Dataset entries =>
[BEGIN]

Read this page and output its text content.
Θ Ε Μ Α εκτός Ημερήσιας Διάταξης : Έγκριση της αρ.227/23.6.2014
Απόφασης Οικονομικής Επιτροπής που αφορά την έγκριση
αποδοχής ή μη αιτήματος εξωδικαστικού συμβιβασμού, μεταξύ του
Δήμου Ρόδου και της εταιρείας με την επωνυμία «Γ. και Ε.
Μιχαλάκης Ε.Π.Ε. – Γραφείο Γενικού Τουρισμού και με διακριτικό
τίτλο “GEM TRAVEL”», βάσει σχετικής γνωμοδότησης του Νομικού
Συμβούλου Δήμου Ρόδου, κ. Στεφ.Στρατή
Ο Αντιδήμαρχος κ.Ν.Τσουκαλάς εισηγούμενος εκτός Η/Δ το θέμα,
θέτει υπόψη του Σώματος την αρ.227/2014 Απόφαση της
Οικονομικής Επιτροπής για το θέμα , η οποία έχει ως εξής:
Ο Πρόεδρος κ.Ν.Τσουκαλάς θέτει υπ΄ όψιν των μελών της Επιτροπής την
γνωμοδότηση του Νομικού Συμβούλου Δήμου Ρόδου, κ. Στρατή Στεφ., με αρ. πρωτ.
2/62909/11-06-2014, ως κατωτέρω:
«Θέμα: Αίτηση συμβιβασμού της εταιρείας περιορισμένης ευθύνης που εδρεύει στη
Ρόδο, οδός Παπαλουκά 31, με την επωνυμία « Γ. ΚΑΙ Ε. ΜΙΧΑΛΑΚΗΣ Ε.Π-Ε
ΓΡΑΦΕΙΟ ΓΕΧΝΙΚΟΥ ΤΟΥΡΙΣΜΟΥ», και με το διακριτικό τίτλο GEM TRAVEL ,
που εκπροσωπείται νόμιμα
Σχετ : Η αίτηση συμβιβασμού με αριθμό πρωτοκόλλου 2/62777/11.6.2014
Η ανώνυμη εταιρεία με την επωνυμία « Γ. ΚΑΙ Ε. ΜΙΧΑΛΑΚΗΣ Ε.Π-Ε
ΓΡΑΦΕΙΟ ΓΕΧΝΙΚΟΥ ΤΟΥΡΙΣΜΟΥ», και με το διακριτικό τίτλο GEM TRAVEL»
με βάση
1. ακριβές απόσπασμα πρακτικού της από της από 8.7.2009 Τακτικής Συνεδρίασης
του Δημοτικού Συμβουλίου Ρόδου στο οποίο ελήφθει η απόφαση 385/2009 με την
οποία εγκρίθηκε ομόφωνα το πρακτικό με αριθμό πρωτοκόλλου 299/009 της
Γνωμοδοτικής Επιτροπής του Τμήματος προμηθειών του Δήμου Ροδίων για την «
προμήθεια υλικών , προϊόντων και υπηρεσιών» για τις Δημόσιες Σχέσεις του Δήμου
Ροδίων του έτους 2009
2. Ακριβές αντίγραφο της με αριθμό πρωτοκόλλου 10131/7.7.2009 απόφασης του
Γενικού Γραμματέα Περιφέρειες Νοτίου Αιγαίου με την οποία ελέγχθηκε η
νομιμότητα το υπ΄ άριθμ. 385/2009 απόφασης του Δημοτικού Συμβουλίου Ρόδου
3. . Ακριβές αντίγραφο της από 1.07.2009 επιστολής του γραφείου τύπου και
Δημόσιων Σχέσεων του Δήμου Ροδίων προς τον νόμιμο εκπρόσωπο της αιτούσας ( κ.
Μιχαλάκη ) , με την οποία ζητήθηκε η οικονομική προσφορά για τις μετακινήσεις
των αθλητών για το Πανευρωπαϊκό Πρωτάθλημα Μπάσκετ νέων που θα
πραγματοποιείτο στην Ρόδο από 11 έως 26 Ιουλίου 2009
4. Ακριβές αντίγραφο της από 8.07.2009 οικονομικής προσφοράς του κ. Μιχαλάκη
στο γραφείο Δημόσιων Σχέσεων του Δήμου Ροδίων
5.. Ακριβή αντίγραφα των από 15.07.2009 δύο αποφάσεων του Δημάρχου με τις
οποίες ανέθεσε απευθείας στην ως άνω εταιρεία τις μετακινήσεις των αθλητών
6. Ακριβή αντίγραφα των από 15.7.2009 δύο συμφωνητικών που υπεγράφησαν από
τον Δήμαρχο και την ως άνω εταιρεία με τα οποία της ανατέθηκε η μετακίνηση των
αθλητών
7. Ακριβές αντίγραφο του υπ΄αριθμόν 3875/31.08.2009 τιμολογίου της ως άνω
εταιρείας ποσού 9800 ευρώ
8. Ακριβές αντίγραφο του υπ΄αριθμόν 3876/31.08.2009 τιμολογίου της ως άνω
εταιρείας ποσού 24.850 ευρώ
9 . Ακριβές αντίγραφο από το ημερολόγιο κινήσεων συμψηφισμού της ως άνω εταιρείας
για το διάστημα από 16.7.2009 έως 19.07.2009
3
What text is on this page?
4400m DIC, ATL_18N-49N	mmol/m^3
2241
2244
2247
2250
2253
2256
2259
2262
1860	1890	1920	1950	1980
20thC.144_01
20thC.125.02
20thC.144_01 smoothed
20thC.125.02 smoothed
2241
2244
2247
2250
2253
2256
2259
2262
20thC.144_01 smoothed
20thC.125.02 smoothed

[END]

Challenge =>
For this exercise, please retype exactly the lines in the listing from the line with "What text is on this page?" through its last line, both ends included.

Correct result =>
What text is on this page?
4400m DIC, ATL_18N-49N	mmol/m^3
2241
2244
2247
2250
2253
2256
2259
2262
1860	1890	1920	1950	1980
20thC.144_01
20thC.125.02
20thC.144_01 smoothed
20thC.125.02 smoothed
2241
2244
2247
2250
2253
2256
2259
2262
20thC.144_01 smoothed
20thC.125.02 smoothed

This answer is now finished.